Stated goal.
All of the data below should be written out exactly.

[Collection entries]
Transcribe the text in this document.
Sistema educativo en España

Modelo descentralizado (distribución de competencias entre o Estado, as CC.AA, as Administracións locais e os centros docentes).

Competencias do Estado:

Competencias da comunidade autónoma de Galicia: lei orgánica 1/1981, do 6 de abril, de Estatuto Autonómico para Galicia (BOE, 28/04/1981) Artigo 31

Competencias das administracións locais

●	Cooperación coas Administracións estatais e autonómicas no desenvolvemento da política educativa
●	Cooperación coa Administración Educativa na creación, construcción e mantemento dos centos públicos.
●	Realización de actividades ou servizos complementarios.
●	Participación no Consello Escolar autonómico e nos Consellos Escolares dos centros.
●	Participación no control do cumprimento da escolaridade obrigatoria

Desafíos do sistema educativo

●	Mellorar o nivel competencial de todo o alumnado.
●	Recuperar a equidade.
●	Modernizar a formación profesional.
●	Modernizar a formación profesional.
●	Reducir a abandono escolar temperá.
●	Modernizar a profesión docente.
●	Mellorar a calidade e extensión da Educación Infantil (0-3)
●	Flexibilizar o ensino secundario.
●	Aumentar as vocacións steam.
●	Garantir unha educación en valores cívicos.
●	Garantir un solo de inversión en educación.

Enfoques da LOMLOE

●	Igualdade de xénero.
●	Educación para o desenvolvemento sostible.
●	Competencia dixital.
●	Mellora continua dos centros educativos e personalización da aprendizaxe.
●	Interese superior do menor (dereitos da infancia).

Written answer.
Transcribe the text in this document.
Sistema educativo en España

Modelo descentralizado (distribución de competencias entre o Estado, as CC.AA, as Administracións locais e os centros docentes).

Competencias do Estado:

Competencias da comunidade autónoma de Galicia: lei orgánica 1/1981, do 6 de abril, de Estatuto Autonómico para Galicia (BOE, 28/04/1981) Artigo 31

Competencias das administracións locais

●	Cooperación coas Administracións estatais e autonómicas no desenvolvemento da política educativa
●	Cooperación coa Administración Educativa na creación, construcción e mantemento dos centos públicos.
●	Realización de actividades ou servizos complementarios.
●	Participación no Consello Escolar autonómico e nos Consellos Escolares dos centros.
●	Participación no control do cumprimento da escolaridade obrigatoria

Desafíos do sistema educativo

●	Mellorar o nivel competencial de todo o alumnado.
●	Recuperar a equidade.
●	Modernizar a formación profesional.
●	Modernizar a formación profesional.
●	Reducir a abandono escolar temperá.
●	Modernizar a profesión docente.
●	Mellorar a calidade e extensión da Educación Infantil (0-3)
●	Flexibilizar o ensino secundario.
●	Aumentar as vocacións steam.
●	Garantir unha educación en valores cívicos.
●	Garantir un solo de inversión en educación.

Enfoques da LOMLOE

●	Igualdade de xénero.
●	Educación para o desenvolvemento sostible.
●	Competencia dixital.
●	Mellora continua dos centros educativos e personalización da aprendizaxe.
●	Interese superior do menor (dereitos da infancia).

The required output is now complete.